Problem requirements ▸
Go through the records and copy each line where the word "targetsets" occurs.

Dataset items

..............................

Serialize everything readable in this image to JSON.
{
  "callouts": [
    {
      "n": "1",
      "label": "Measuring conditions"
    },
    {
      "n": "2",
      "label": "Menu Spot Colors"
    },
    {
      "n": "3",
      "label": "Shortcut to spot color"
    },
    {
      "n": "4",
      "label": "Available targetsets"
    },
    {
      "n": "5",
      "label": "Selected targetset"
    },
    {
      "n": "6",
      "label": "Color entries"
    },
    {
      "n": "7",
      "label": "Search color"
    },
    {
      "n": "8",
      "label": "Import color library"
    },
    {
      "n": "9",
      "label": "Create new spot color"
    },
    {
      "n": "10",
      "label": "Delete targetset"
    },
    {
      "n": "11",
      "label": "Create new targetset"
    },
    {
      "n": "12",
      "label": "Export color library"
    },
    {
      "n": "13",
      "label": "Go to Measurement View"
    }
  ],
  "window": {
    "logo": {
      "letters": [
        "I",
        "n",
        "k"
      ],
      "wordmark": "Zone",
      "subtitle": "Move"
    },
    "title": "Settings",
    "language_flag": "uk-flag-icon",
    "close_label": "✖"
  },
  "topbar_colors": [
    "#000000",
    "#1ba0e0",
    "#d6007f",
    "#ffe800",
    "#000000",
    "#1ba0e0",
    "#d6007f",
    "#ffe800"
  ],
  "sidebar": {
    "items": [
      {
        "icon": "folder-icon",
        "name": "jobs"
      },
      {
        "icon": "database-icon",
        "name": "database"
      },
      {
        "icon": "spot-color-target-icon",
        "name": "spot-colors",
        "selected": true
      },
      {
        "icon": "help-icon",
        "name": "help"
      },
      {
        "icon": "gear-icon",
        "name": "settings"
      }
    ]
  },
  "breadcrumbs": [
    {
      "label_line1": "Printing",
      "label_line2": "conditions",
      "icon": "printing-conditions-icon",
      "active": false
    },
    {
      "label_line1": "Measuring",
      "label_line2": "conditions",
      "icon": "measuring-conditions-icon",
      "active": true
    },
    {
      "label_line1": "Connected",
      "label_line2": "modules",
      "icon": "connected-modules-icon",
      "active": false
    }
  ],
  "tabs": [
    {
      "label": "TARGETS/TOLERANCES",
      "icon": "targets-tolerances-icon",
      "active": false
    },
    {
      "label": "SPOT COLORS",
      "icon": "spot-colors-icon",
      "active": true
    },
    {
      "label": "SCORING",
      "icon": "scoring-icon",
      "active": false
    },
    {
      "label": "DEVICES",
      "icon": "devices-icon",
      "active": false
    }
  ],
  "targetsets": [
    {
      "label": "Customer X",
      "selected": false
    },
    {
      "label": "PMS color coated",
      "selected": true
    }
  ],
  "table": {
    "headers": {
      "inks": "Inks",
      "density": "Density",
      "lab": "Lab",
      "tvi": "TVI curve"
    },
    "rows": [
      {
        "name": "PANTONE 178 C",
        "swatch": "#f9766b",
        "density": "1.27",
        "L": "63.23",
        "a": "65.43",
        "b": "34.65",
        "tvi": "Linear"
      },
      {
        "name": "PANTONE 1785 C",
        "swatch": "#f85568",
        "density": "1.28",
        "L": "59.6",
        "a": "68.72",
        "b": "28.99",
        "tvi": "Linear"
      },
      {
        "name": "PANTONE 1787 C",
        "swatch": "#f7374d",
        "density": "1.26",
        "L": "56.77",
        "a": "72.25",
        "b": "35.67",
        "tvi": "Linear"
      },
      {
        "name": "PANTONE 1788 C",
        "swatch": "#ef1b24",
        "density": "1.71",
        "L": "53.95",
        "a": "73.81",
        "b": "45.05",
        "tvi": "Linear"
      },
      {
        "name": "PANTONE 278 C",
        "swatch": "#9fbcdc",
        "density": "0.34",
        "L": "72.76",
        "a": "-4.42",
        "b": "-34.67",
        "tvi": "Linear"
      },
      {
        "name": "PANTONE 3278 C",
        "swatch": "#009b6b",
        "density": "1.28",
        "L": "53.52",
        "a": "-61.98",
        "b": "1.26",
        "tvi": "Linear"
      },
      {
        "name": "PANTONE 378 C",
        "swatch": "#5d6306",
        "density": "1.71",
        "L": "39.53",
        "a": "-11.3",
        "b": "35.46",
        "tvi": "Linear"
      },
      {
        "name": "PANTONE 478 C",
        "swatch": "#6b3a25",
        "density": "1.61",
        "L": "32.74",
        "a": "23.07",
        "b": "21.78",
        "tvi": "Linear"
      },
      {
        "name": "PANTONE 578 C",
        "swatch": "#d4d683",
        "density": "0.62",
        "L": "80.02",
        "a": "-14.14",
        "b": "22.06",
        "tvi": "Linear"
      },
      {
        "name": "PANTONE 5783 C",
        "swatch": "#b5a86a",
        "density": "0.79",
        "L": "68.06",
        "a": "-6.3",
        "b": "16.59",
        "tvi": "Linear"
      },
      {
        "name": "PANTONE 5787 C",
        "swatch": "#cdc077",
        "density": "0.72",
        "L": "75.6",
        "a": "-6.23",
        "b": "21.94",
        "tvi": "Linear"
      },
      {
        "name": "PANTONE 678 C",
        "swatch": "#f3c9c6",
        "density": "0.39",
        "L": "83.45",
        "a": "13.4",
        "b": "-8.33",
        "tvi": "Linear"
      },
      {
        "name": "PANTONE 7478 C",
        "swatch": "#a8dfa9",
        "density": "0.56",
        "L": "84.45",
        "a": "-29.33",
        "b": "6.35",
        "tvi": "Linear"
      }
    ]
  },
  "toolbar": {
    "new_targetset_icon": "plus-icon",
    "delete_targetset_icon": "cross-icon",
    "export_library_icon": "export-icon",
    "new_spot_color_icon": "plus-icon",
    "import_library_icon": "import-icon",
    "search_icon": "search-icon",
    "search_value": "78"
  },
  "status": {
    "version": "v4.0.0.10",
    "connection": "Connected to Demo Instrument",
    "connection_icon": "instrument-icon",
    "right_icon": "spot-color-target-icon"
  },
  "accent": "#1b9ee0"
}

..............................

Output ▸
      "label": "Available targetsets"
  "targetsets": [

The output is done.